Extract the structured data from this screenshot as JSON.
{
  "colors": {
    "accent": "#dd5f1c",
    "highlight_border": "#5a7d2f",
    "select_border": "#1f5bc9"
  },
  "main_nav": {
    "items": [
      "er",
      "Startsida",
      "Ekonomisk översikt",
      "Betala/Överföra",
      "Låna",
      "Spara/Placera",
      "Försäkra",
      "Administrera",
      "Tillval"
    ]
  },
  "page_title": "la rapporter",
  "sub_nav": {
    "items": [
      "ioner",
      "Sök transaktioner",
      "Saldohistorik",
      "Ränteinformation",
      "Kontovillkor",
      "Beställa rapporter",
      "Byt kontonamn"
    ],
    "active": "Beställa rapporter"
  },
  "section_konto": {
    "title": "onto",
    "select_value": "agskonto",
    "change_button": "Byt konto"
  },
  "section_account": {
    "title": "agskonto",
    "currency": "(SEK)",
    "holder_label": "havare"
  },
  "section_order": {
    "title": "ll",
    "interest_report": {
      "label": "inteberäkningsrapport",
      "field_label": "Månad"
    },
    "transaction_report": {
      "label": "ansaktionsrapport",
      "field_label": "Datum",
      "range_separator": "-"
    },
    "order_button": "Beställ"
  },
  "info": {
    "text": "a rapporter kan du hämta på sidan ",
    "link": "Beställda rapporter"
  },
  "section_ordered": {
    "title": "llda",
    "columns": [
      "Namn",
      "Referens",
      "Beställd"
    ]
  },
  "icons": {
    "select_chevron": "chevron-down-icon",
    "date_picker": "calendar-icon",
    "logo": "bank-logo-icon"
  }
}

→ What you have to do
Each entry must be reproduced verbatim.

→ Full solution
Extract the structured data from this screenshot as JSON.
{
  "colors": {
    "accent": "#dd5f1c",
    "highlight_border": "#5a7d2f",
    "select_border": "#1f5bc9"
  },
  "main_nav": {
    "items": [
      "er",
      "Startsida",
      "Ekonomisk översikt",
      "Betala/Överföra",
      "Låna",
      "Spara/Placera",
      "Försäkra",
      "Administrera",
      "Tillval"
    ]
  },
  "page_title": "la rapporter",
  "sub_nav": {
    "items": [
      "ioner",
      "Sök transaktioner",
      "Saldohistorik",
      "Ränteinformation",
      "Kontovillkor",
      "Beställa rapporter",
      "Byt kontonamn"
    ],
    "active": "Beställa rapporter"
  },
  "section_konto": {
    "title": "onto",
    "select_value": "agskonto",
    "change_button": "Byt konto"
  },
  "section_account": {
    "title": "agskonto",
    "currency": "(SEK)",
    "holder_label": "havare"
  },
  "section_order": {
    "title": "ll",
    "interest_report": {
      "label": "inteberäkningsrapport",
      "field_label": "Månad"
    },
    "transaction_report": {
      "label": "ansaktionsrapport",
      "field_label": "Datum",
      "range_separator": "-"
    },
    "order_button": "Beställ"
  },
  "info": {
    "text": "a rapporter kan du hämta på sidan ",
    "link": "Beställda rapporter"
  },
  "section_ordered": {
    "title": "llda",
    "columns": [
      "Namn",
      "Referens",
      "Beställd"
    ]
  },
  "icons": {
    "select_chevron": "chevron-down-icon",
    "date_picker": "calendar-icon",
    "logo": "bank-logo-icon"
  }
}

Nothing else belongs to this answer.